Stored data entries
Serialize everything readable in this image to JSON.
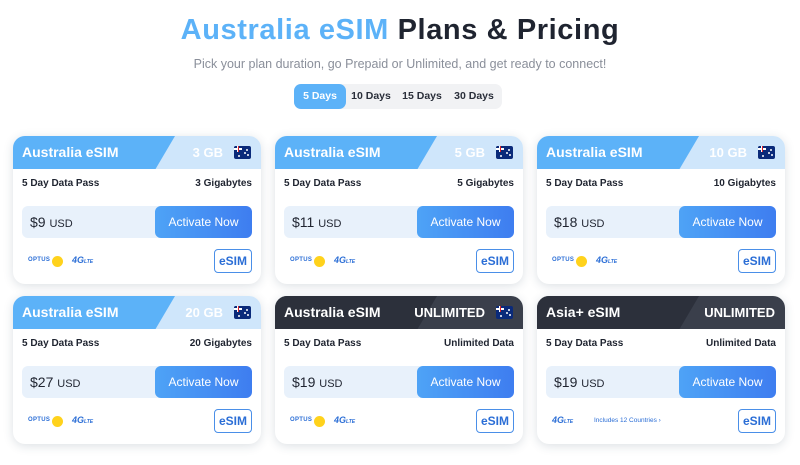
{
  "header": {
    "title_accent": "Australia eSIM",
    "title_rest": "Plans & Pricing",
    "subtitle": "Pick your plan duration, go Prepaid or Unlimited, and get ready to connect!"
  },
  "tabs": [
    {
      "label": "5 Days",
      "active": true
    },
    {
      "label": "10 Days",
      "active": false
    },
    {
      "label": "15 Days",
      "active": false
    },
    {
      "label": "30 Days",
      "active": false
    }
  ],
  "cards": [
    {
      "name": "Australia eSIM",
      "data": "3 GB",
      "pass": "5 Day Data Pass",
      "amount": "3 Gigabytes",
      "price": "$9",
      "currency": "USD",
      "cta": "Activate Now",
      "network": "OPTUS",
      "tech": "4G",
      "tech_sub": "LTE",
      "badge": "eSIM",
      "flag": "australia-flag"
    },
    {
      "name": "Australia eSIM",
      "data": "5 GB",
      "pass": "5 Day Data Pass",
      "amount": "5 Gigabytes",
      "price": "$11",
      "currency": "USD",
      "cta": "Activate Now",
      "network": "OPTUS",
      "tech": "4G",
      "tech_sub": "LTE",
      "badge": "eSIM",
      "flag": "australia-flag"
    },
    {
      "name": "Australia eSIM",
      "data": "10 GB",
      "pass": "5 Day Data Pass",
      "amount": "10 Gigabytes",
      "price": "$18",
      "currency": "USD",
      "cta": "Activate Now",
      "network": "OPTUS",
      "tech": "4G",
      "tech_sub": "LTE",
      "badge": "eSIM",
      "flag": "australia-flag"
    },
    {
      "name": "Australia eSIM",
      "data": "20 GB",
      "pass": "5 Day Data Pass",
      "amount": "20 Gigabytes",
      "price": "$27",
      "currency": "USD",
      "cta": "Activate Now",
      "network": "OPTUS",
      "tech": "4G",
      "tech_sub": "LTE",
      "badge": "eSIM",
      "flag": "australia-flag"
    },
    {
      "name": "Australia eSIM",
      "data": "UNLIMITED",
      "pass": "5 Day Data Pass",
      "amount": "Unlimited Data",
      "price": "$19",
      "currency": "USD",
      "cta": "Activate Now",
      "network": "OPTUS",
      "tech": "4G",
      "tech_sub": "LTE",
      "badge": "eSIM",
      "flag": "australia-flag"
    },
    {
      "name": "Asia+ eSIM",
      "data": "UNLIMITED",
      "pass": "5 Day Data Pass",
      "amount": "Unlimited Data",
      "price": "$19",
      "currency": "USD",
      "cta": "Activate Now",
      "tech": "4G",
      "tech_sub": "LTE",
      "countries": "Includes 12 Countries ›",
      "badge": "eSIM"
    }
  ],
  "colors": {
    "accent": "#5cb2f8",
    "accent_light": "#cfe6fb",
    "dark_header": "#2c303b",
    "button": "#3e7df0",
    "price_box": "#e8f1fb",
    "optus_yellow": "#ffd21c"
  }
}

--

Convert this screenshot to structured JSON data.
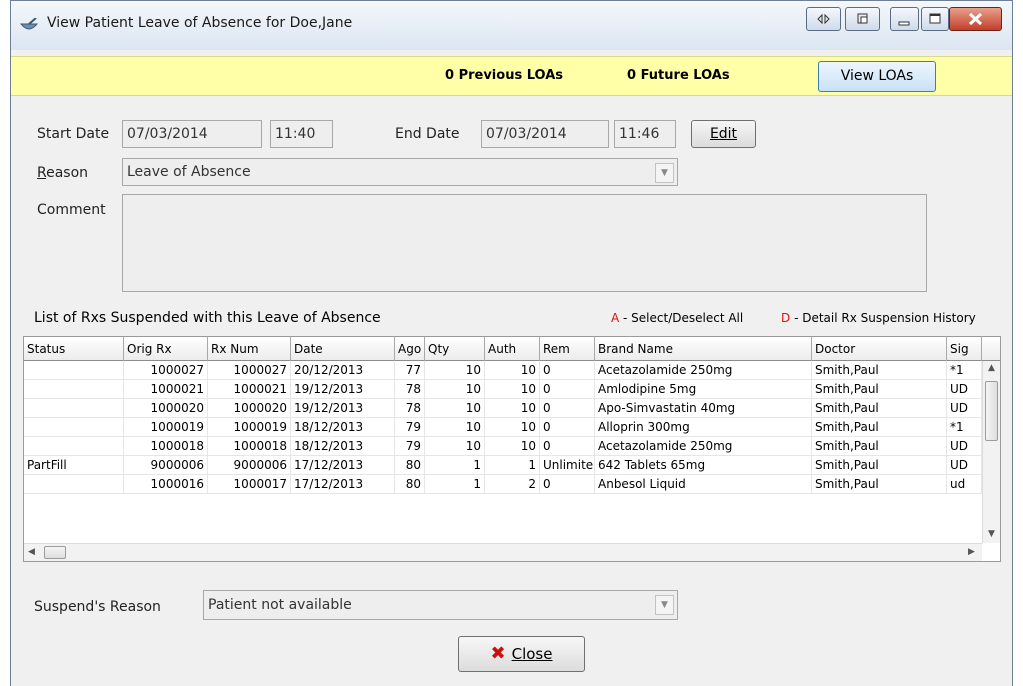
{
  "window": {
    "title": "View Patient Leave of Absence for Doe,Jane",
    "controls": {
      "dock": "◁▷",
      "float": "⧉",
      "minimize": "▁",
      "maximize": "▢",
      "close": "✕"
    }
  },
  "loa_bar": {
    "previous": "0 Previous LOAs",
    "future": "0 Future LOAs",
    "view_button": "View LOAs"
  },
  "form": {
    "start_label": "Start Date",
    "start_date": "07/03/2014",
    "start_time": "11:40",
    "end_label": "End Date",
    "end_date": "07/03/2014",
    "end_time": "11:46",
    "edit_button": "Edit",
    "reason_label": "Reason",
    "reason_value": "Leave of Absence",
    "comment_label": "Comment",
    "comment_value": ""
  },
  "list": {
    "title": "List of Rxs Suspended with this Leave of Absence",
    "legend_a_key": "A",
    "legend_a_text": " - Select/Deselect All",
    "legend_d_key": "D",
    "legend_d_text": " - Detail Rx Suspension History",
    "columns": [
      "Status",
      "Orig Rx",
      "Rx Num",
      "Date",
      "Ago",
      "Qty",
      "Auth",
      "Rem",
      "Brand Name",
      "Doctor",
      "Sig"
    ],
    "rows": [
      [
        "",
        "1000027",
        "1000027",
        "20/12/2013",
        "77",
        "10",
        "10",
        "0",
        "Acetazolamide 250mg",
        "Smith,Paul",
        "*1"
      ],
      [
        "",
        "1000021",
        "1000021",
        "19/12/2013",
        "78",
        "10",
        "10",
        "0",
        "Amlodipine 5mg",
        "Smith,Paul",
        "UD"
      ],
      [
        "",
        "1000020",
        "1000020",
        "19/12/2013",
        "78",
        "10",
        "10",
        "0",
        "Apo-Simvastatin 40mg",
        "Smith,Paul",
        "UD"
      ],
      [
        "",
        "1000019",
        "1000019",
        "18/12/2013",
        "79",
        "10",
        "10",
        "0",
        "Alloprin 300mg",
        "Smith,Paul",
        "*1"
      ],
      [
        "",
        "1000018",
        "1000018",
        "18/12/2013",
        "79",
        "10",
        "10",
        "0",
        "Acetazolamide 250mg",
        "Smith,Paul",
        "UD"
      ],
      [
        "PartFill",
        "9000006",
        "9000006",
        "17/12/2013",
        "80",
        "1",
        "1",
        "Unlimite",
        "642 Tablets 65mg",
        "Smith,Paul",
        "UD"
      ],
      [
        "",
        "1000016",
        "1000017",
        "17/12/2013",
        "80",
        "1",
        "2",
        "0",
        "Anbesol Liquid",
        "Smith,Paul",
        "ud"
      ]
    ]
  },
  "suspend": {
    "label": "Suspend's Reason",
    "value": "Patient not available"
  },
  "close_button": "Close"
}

Given problem: Pick out all the lines with the word "this" in them and copy them.

Complete response:
Serialize everything readable in this image to JSON.
Convert this screenshot to structured JSON data.
    "title": "List of Rxs Suspended with this Leave of Absence",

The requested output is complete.